_AIM OF THE EXERCISE_:
Find each line in the following listing that has the string "从百草园到三味书屋", then state the count and nothing else.

--- RECORDS SUPPLIED ---

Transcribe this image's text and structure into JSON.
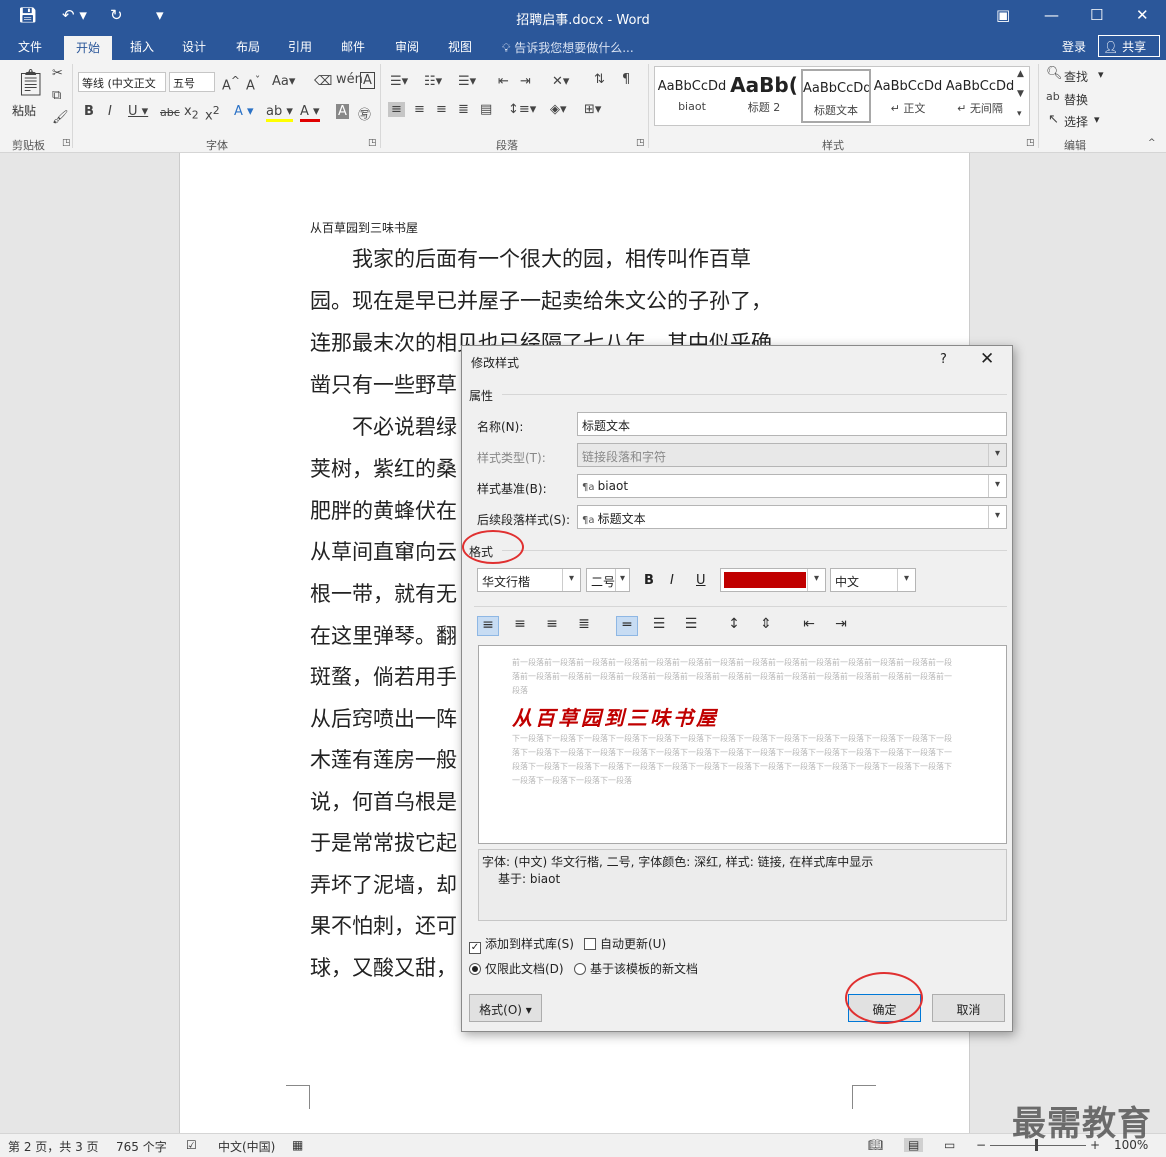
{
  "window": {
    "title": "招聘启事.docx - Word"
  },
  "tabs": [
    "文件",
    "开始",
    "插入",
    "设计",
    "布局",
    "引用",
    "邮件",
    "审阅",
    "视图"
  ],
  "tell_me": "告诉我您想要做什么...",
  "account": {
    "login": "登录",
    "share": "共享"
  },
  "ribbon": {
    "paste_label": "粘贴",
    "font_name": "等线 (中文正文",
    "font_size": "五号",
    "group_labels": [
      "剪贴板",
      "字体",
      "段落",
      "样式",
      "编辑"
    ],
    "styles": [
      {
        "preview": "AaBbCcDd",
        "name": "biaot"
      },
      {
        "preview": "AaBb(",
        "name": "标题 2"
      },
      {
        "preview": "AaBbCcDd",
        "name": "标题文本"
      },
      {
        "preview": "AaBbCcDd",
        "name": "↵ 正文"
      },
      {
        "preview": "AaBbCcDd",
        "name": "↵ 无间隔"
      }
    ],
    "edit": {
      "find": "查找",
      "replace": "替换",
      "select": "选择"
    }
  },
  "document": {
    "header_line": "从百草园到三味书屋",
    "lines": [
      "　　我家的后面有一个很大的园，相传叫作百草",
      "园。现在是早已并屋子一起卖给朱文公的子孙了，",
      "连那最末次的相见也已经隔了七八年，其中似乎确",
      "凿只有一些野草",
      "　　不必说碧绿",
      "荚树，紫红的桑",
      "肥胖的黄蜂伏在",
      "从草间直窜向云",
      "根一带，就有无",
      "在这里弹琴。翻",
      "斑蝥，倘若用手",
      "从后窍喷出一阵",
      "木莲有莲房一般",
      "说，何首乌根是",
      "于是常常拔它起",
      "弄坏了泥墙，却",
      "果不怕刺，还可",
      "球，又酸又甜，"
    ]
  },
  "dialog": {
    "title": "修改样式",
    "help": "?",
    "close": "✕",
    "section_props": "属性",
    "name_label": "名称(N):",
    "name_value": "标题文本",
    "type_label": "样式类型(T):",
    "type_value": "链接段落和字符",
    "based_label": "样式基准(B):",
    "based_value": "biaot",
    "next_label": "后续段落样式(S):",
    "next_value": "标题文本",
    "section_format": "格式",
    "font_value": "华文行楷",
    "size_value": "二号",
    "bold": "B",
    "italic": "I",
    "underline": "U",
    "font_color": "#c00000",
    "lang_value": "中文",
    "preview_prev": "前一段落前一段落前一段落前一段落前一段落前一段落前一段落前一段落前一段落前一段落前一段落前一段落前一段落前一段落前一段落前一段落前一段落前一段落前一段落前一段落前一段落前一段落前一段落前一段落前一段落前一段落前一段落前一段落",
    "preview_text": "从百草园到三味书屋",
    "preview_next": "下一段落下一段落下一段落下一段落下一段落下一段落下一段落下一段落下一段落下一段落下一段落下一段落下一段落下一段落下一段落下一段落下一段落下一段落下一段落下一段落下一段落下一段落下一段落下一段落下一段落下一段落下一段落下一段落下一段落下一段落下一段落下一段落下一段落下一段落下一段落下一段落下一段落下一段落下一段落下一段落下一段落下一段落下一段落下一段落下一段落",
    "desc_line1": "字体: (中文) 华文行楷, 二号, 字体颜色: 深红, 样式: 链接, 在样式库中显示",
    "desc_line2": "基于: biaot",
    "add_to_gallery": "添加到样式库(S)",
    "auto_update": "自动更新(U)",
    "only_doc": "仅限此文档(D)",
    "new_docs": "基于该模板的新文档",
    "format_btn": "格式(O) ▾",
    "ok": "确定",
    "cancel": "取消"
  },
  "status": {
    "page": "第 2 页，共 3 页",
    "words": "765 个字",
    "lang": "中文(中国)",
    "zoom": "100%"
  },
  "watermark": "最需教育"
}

---

_THE RESULT_:
2